#### Record excerpts
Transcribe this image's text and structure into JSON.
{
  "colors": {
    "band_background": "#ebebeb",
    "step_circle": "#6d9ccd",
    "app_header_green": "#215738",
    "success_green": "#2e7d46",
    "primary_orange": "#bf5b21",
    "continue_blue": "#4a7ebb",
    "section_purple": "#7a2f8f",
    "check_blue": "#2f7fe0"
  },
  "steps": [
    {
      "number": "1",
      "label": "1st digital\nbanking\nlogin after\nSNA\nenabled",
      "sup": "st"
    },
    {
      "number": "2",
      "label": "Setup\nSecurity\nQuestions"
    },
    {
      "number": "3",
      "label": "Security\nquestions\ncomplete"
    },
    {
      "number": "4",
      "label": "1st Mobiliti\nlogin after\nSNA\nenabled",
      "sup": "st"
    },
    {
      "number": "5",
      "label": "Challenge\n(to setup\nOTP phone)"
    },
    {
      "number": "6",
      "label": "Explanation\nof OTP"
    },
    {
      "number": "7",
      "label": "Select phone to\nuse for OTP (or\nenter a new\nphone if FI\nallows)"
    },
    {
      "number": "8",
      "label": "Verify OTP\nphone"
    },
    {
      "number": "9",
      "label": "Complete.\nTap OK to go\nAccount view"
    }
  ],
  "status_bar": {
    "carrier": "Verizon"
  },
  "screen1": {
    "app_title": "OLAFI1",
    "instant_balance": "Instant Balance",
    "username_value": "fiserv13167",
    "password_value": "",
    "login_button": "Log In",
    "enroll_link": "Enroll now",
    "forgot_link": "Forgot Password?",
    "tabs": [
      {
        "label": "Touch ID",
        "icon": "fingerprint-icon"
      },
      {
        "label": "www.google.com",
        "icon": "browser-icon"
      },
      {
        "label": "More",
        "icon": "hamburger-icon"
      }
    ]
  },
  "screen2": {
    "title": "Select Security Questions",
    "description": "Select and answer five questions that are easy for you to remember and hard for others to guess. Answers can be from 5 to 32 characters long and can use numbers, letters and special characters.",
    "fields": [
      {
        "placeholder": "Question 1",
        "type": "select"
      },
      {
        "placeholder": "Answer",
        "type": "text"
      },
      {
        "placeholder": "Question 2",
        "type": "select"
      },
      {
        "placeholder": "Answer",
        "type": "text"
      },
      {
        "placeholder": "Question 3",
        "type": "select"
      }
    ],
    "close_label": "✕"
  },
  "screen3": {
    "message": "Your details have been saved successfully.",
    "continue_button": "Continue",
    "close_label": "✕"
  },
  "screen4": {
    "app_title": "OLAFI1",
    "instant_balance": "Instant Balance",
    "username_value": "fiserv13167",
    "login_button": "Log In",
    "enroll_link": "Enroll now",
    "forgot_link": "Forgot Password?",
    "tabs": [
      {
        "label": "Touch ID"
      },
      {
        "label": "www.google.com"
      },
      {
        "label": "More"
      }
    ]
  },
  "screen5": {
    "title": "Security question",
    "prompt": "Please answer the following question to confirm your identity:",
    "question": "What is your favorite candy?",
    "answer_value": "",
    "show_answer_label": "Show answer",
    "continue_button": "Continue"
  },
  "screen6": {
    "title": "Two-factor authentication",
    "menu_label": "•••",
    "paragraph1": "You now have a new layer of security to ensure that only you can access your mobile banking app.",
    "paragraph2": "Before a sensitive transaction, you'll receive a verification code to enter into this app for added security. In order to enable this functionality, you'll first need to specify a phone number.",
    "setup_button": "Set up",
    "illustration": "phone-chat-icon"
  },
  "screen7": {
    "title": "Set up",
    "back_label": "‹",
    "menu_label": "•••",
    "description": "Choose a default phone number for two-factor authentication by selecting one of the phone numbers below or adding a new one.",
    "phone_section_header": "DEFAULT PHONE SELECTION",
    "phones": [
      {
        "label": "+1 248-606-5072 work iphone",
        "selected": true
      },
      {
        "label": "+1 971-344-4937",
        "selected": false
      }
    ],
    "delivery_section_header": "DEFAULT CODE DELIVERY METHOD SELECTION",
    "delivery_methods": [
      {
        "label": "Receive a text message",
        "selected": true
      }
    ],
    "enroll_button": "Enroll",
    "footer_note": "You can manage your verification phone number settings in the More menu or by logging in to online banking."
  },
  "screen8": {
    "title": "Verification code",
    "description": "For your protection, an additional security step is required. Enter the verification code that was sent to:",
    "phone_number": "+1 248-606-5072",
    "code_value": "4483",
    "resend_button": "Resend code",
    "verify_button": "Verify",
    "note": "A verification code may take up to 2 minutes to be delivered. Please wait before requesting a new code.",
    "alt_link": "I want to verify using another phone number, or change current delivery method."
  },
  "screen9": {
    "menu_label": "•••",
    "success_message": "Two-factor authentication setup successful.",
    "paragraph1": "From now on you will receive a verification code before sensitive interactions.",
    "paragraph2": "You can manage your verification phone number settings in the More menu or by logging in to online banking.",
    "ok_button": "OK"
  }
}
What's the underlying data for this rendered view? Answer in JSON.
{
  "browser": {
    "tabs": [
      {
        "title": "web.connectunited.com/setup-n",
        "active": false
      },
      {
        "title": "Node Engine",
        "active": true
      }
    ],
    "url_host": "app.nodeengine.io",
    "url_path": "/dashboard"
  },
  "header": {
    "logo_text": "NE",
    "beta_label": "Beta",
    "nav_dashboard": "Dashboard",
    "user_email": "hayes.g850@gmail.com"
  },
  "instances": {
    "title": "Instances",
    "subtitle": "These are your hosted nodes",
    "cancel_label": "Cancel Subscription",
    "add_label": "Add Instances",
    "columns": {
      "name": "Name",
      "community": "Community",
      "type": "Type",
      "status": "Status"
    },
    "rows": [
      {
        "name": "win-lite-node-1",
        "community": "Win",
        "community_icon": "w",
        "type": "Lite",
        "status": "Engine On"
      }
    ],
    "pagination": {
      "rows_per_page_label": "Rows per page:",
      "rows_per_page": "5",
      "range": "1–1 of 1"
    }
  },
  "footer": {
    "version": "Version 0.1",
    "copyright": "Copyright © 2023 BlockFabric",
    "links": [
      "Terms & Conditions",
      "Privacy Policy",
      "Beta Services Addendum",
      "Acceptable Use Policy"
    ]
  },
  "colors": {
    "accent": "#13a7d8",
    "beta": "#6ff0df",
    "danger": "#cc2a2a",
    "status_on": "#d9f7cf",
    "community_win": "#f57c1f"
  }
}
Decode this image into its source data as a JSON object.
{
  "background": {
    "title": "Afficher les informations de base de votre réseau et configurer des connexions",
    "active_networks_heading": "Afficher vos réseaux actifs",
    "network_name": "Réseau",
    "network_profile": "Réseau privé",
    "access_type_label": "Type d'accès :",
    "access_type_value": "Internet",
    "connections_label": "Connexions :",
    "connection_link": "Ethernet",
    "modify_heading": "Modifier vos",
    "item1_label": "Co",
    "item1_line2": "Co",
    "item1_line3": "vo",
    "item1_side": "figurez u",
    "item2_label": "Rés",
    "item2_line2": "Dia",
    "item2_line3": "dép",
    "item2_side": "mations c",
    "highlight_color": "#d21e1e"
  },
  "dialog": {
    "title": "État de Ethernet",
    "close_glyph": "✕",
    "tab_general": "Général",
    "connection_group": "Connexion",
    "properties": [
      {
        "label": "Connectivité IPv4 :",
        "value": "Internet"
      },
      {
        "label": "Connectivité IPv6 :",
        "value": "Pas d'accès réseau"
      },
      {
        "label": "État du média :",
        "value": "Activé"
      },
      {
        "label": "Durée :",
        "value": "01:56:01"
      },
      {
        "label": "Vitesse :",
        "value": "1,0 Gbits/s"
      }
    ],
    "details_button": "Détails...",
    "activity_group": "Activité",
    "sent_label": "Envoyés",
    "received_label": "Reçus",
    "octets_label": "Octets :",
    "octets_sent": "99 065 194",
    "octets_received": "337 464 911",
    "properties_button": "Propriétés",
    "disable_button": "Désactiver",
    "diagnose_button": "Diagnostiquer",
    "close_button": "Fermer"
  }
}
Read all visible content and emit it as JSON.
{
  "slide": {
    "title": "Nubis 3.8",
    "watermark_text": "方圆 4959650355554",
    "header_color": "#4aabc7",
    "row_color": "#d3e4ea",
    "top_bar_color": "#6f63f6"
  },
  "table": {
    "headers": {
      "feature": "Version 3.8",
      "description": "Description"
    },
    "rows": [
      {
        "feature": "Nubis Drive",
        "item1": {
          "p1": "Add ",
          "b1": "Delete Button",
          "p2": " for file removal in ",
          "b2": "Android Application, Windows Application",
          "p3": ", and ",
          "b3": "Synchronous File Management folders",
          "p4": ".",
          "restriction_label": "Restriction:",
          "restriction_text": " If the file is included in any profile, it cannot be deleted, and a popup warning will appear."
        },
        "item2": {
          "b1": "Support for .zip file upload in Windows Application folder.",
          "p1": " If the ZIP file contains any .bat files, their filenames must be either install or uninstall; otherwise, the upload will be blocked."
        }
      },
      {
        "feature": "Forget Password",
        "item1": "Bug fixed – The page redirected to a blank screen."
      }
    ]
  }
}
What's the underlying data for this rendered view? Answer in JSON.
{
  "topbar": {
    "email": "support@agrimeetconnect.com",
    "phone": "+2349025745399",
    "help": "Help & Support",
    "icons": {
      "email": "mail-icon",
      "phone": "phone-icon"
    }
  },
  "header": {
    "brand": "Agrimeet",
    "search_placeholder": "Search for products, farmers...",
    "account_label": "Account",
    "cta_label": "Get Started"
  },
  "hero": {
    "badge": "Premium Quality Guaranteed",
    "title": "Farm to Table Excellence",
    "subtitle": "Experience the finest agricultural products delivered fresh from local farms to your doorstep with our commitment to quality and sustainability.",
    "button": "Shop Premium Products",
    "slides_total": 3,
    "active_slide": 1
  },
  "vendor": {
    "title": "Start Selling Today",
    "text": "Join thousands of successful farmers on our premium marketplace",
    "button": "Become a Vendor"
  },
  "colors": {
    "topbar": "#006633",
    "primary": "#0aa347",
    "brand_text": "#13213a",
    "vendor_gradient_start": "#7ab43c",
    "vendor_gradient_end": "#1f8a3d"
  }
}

#### What to do
Give every line of the material that includes the string "Application".

#### Reply
          "b2": "Android Application, Windows Application",
          "b1": "Support for .zip file upload in Windows Application folder.",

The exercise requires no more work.